Repeat the material below exactly, with no pictures.

DATA FOR THIS TASK
####################

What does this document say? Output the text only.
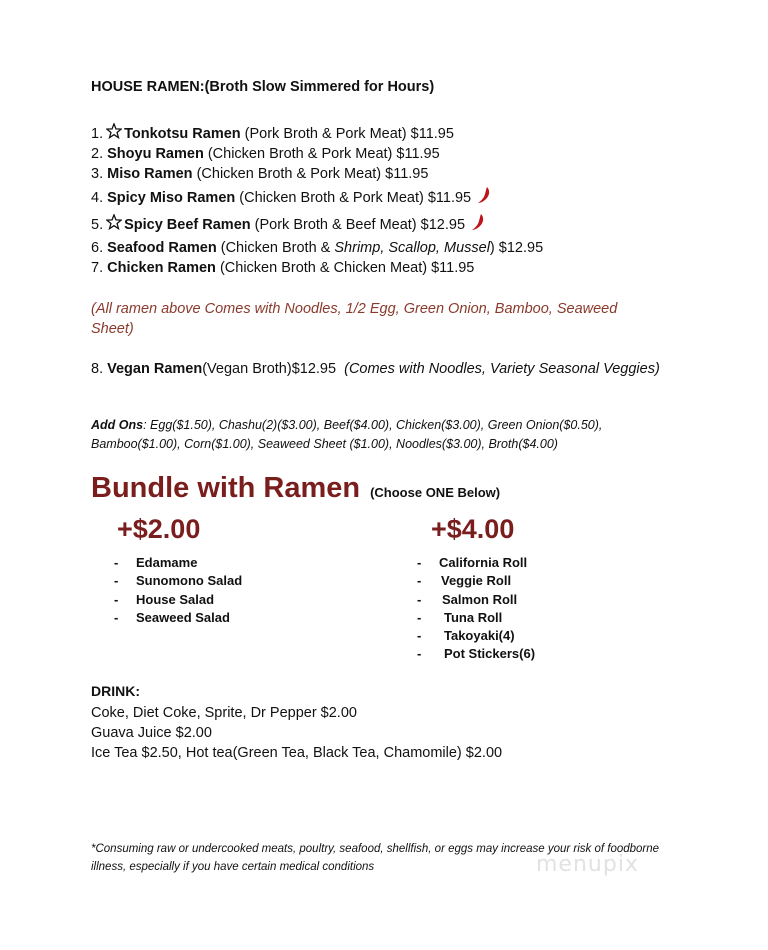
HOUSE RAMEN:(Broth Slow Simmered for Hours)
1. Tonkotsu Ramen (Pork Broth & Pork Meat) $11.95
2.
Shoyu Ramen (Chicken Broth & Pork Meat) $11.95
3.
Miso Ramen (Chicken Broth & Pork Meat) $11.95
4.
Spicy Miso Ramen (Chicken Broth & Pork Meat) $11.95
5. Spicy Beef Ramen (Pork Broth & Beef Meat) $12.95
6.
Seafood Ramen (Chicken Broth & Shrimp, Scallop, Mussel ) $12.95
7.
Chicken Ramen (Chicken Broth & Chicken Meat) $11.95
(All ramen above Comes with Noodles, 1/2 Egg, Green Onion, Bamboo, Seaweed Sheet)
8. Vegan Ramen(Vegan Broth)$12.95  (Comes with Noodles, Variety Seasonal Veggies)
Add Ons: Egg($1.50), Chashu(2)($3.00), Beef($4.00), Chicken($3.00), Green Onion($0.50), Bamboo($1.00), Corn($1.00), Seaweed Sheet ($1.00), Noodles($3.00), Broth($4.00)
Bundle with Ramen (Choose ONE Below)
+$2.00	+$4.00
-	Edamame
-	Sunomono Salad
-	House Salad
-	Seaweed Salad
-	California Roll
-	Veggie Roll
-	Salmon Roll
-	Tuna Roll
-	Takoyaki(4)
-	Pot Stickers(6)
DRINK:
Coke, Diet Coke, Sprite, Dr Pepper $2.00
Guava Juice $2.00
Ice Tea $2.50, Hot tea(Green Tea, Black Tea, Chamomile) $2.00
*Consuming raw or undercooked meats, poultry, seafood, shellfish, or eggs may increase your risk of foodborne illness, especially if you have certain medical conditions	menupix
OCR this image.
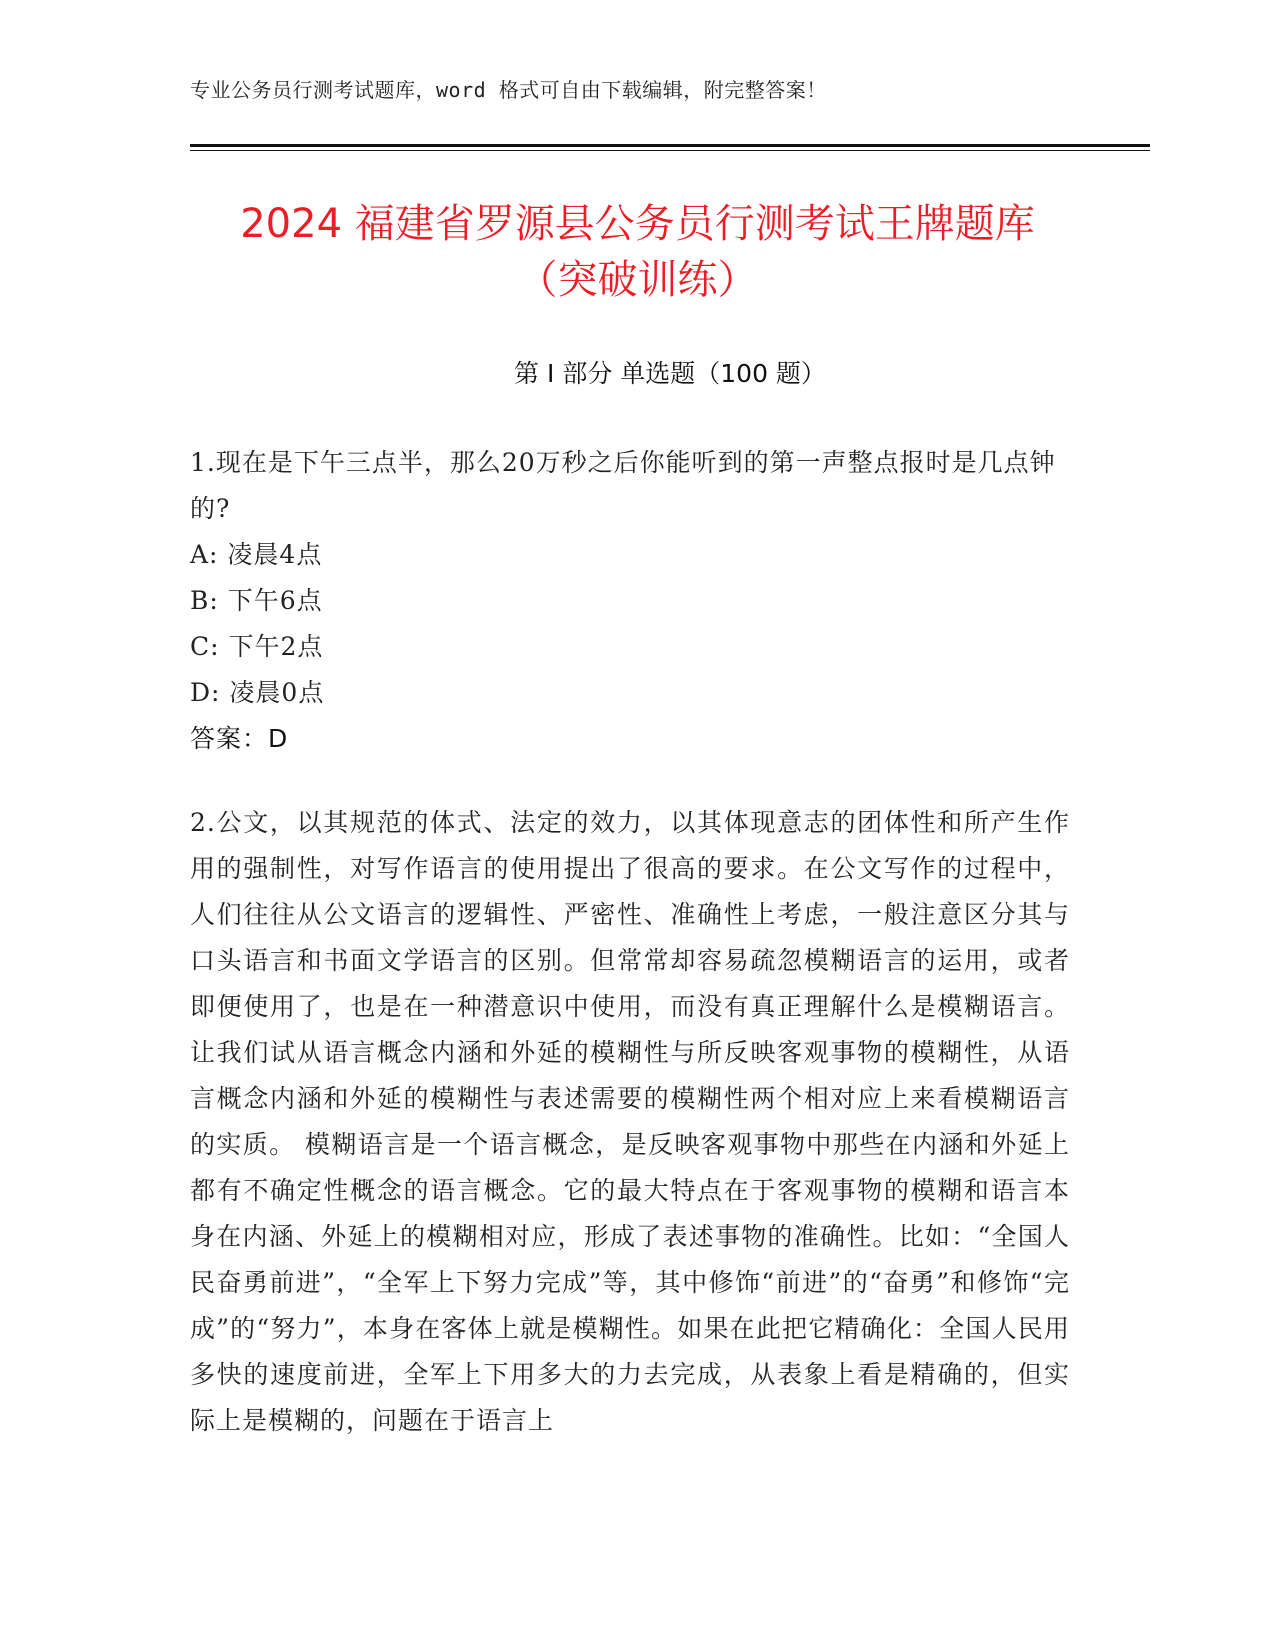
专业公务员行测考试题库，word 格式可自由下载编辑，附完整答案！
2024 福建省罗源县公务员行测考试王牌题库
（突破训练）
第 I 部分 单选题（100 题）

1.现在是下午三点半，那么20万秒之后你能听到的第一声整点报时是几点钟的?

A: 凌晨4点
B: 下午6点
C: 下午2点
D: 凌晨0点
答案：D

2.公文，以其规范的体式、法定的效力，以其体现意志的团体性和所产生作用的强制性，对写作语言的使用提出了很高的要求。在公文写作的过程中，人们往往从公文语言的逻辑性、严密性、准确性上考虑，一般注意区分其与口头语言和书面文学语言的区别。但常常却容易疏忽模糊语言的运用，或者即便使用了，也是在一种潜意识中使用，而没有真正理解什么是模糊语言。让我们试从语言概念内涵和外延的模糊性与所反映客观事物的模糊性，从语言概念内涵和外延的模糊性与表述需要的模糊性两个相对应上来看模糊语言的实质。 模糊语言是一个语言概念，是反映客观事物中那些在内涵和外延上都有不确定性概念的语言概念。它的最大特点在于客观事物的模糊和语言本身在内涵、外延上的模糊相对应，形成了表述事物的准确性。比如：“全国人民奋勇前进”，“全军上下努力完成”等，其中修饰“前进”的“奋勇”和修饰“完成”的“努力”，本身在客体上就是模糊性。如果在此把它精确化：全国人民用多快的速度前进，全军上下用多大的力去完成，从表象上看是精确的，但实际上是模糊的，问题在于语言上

####################

FULL ANSWER
What does this document say? Output the text only.
HOUSE RAMEN:(Broth Slow Simmered for Hours)
1. Tonkotsu Ramen (Pork Broth & Pork Meat) $11.95
2.
Shoyu Ramen (Chicken Broth & Pork Meat) $11.95
3.
Miso Ramen (Chicken Broth & Pork Meat) $11.95
4.
Spicy Miso Ramen (Chicken Broth & Pork Meat) $11.95
5. Spicy Beef Ramen (Pork Broth & Beef Meat) $12.95
6.
Seafood Ramen (Chicken Broth & Shrimp, Scallop, Mussel ) $12.95
7.
Chicken Ramen (Chicken Broth & Chicken Meat) $11.95
(All ramen above Comes with Noodles, 1/2 Egg, Green Onion, Bamboo, Seaweed Sheet)
8. Vegan Ramen(Vegan Broth)$12.95  (Comes with Noodles, Variety Seasonal Veggies)
Add Ons: Egg($1.50), Chashu(2)($3.00), Beef($4.00), Chicken($3.00), Green Onion($0.50), Bamboo($1.00), Corn($1.00), Seaweed Sheet ($1.00), Noodles($3.00), Broth($4.00)
Bundle with Ramen (Choose ONE Below)
+$2.00	+$4.00
-	Edamame
-	Sunomono Salad
-	House Salad
-	Seaweed Salad
-	California Roll
-	Veggie Roll
-	Salmon Roll
-	Tuna Roll
-	Takoyaki(4)
-	Pot Stickers(6)
DRINK:
Coke, Diet Coke, Sprite, Dr Pepper $2.00
Guava Juice $2.00
Ice Tea $2.50, Hot tea(Green Tea, Black Tea, Chamomile) $2.00
*Consuming raw or undercooked meats, poultry, seafood, shellfish, or eggs may increase your risk of foodborne illness, especially if you have certain medical conditions	menupix
OCR this image.
专业公务员行测考试题库，word 格式可自由下载编辑，附完整答案！
2024 福建省罗源县公务员行测考试王牌题库
（突破训练）
第 I 部分 单选题（100 题）

1.现在是下午三点半，那么20万秒之后你能听到的第一声整点报时是几点钟的?

A: 凌晨4点
B: 下午6点
C: 下午2点
D: 凌晨0点
答案：D

2.公文，以其规范的体式、法定的效力，以其体现意志的团体性和所产生作用的强制性，对写作语言的使用提出了很高的要求。在公文写作的过程中，人们往往从公文语言的逻辑性、严密性、准确性上考虑，一般注意区分其与口头语言和书面文学语言的区别。但常常却容易疏忽模糊语言的运用，或者即便使用了，也是在一种潜意识中使用，而没有真正理解什么是模糊语言。让我们试从语言概念内涵和外延的模糊性与所反映客观事物的模糊性，从语言概念内涵和外延的模糊性与表述需要的模糊性两个相对应上来看模糊语言的实质。 模糊语言是一个语言概念，是反映客观事物中那些在内涵和外延上都有不确定性概念的语言概念。它的最大特点在于客观事物的模糊和语言本身在内涵、外延上的模糊相对应，形成了表述事物的准确性。比如：“全国人民奋勇前进”，“全军上下努力完成”等，其中修饰“前进”的“奋勇”和修饰“完成”的“努力”，本身在客体上就是模糊性。如果在此把它精确化：全国人民用多快的速度前进，全军上下用多大的力去完成，从表象上看是精确的，但实际上是模糊的，问题在于语言上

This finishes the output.